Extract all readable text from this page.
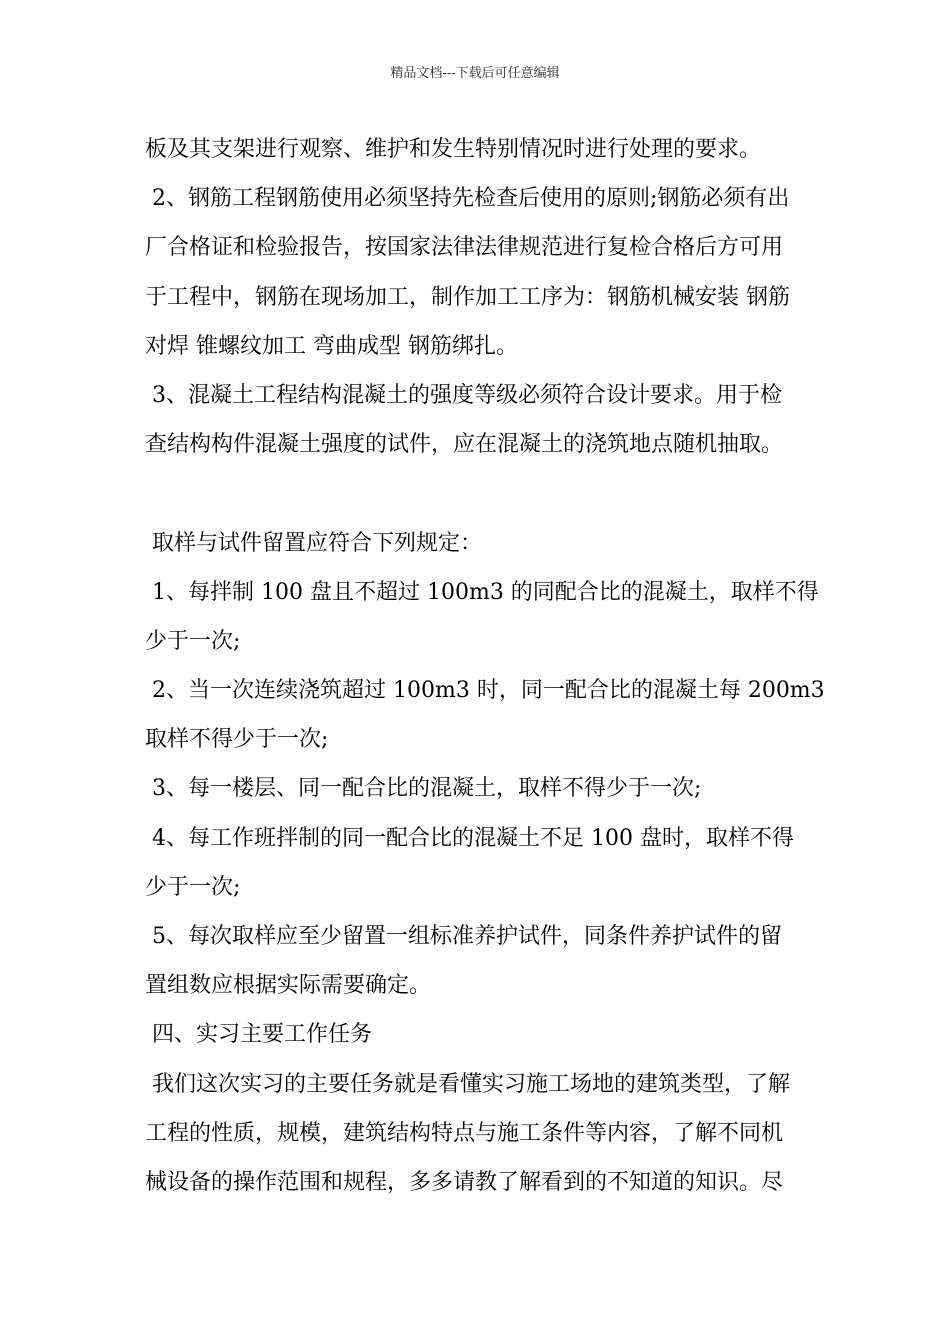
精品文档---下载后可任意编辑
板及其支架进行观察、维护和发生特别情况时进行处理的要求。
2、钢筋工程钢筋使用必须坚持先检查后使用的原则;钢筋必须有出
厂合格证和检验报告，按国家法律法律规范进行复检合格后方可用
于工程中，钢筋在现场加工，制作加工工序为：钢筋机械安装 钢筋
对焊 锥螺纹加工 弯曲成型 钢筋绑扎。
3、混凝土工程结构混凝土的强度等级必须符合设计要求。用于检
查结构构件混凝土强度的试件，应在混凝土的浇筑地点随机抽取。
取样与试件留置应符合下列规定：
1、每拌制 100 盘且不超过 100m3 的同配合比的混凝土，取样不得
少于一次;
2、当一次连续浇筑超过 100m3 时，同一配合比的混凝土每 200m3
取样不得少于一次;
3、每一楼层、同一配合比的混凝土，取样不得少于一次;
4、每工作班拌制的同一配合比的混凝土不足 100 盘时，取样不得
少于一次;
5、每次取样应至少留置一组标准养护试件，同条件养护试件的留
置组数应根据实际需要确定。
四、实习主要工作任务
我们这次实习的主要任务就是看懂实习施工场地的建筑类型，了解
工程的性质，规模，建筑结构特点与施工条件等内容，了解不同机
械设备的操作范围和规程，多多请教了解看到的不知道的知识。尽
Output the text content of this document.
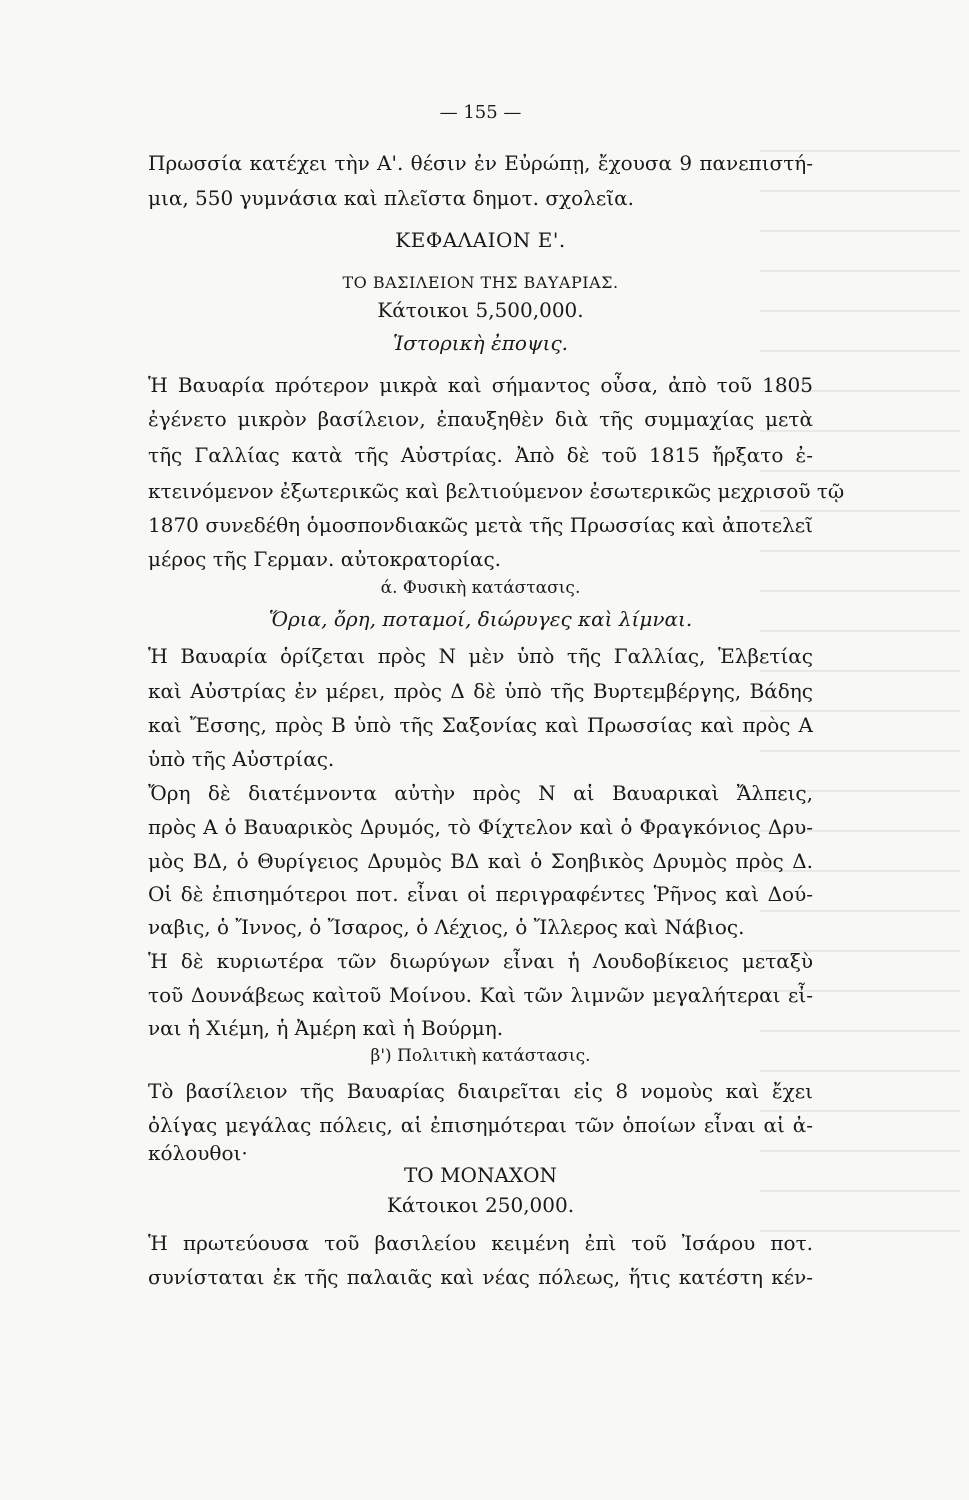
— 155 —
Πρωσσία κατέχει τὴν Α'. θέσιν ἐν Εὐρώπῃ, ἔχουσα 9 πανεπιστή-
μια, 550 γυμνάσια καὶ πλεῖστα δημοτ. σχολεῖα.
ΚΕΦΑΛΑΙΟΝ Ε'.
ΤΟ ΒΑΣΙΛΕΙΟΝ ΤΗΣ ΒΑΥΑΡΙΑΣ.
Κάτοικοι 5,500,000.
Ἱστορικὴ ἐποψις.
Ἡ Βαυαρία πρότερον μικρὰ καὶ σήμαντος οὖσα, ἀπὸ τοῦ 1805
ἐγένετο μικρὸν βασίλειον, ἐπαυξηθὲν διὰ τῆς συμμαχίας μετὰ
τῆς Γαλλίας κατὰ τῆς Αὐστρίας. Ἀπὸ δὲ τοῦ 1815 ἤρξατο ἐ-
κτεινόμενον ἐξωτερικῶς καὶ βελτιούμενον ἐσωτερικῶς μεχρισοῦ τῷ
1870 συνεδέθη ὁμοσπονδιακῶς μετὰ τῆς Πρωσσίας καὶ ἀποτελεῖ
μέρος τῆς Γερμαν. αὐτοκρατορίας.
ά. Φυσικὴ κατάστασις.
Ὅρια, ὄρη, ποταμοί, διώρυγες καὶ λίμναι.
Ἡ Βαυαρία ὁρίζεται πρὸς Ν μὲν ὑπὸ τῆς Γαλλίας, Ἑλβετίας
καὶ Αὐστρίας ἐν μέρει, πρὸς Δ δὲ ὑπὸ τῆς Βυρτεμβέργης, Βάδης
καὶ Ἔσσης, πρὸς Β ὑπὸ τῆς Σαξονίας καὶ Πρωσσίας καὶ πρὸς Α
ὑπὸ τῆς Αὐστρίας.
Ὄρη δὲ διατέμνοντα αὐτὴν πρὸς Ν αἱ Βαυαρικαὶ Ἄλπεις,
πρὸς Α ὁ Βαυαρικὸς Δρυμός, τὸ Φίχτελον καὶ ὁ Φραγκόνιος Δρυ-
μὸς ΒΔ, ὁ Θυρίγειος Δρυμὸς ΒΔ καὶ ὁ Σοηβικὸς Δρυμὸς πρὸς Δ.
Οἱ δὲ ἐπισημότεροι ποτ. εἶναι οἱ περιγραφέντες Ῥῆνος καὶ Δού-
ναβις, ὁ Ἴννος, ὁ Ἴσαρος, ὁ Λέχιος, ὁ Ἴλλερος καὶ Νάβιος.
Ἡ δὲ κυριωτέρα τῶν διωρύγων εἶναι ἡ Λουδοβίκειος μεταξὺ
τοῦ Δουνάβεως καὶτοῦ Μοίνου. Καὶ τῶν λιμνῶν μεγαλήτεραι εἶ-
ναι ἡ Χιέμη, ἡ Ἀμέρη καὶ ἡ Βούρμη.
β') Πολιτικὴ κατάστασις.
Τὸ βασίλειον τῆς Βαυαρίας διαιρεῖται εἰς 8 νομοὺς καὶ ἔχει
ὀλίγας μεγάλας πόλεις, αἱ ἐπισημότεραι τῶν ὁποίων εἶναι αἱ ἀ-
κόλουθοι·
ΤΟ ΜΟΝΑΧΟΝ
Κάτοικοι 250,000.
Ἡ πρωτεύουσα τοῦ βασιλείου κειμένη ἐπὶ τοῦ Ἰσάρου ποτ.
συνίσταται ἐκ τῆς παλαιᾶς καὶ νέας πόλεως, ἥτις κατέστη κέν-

■ ■ ■ ■

◆ **Given instruction**
Set the entries down again exactly. Do not include the images.

◆ **Written solution**
Extract all readable text from this page.
精品文档---下载后可任意编辑
板及其支架进行观察、维护和发生特别情况时进行处理的要求。
2、钢筋工程钢筋使用必须坚持先检查后使用的原则;钢筋必须有出
厂合格证和检验报告，按国家法律法律规范进行复检合格后方可用
于工程中，钢筋在现场加工，制作加工工序为：钢筋机械安装 钢筋
对焊 锥螺纹加工 弯曲成型 钢筋绑扎。
3、混凝土工程结构混凝土的强度等级必须符合设计要求。用于检
查结构构件混凝土强度的试件，应在混凝土的浇筑地点随机抽取。
取样与试件留置应符合下列规定：
1、每拌制 100 盘且不超过 100m3 的同配合比的混凝土，取样不得
少于一次;
2、当一次连续浇筑超过 100m3 时，同一配合比的混凝土每 200m3
取样不得少于一次;
3、每一楼层、同一配合比的混凝土，取样不得少于一次;
4、每工作班拌制的同一配合比的混凝土不足 100 盘时，取样不得
少于一次;
5、每次取样应至少留置一组标准养护试件，同条件养护试件的留
置组数应根据实际需要确定。
四、实习主要工作任务
我们这次实习的主要任务就是看懂实习施工场地的建筑类型，了解
工程的性质，规模，建筑结构特点与施工条件等内容，了解不同机
械设备的操作范围和规程，多多请教了解看到的不知道的知识。尽
Output the text content of this document.
— 155 —
Πρωσσία κατέχει τὴν Α'. θέσιν ἐν Εὐρώπῃ, ἔχουσα 9 πανεπιστή-
μια, 550 γυμνάσια καὶ πλεῖστα δημοτ. σχολεῖα.
ΚΕΦΑΛΑΙΟΝ Ε'.
ΤΟ ΒΑΣΙΛΕΙΟΝ ΤΗΣ ΒΑΥΑΡΙΑΣ.
Κάτοικοι 5,500,000.
Ἱστορικὴ ἐποψις.
Ἡ Βαυαρία πρότερον μικρὰ καὶ σήμαντος οὖσα, ἀπὸ τοῦ 1805
ἐγένετο μικρὸν βασίλειον, ἐπαυξηθὲν διὰ τῆς συμμαχίας μετὰ
τῆς Γαλλίας κατὰ τῆς Αὐστρίας. Ἀπὸ δὲ τοῦ 1815 ἤρξατο ἐ-
κτεινόμενον ἐξωτερικῶς καὶ βελτιούμενον ἐσωτερικῶς μεχρισοῦ τῷ
1870 συνεδέθη ὁμοσπονδιακῶς μετὰ τῆς Πρωσσίας καὶ ἀποτελεῖ
μέρος τῆς Γερμαν. αὐτοκρατορίας.
ά. Φυσικὴ κατάστασις.
Ὅρια, ὄρη, ποταμοί, διώρυγες καὶ λίμναι.
Ἡ Βαυαρία ὁρίζεται πρὸς Ν μὲν ὑπὸ τῆς Γαλλίας, Ἑλβετίας
καὶ Αὐστρίας ἐν μέρει, πρὸς Δ δὲ ὑπὸ τῆς Βυρτεμβέργης, Βάδης
καὶ Ἔσσης, πρὸς Β ὑπὸ τῆς Σαξονίας καὶ Πρωσσίας καὶ πρὸς Α
ὑπὸ τῆς Αὐστρίας.
Ὄρη δὲ διατέμνοντα αὐτὴν πρὸς Ν αἱ Βαυαρικαὶ Ἄλπεις,
πρὸς Α ὁ Βαυαρικὸς Δρυμός, τὸ Φίχτελον καὶ ὁ Φραγκόνιος Δρυ-
μὸς ΒΔ, ὁ Θυρίγειος Δρυμὸς ΒΔ καὶ ὁ Σοηβικὸς Δρυμὸς πρὸς Δ.
Οἱ δὲ ἐπισημότεροι ποτ. εἶναι οἱ περιγραφέντες Ῥῆνος καὶ Δού-
ναβις, ὁ Ἴννος, ὁ Ἴσαρος, ὁ Λέχιος, ὁ Ἴλλερος καὶ Νάβιος.
Ἡ δὲ κυριωτέρα τῶν διωρύγων εἶναι ἡ Λουδοβίκειος μεταξὺ
τοῦ Δουνάβεως καὶτοῦ Μοίνου. Καὶ τῶν λιμνῶν μεγαλήτεραι εἶ-
ναι ἡ Χιέμη, ἡ Ἀμέρη καὶ ἡ Βούρμη.
β') Πολιτικὴ κατάστασις.
Τὸ βασίλειον τῆς Βαυαρίας διαιρεῖται εἰς 8 νομοὺς καὶ ἔχει
ὀλίγας μεγάλας πόλεις, αἱ ἐπισημότεραι τῶν ὁποίων εἶναι αἱ ἀ-
κόλουθοι·
ΤΟ ΜΟΝΑΧΟΝ
Κάτοικοι 250,000.
Ἡ πρωτεύουσα τοῦ βασιλείου κειμένη ἐπὶ τοῦ Ἰσάρου ποτ.
συνίσταται ἐκ τῆς παλαιᾶς καὶ νέας πόλεως, ἥτις κατέστη κέν-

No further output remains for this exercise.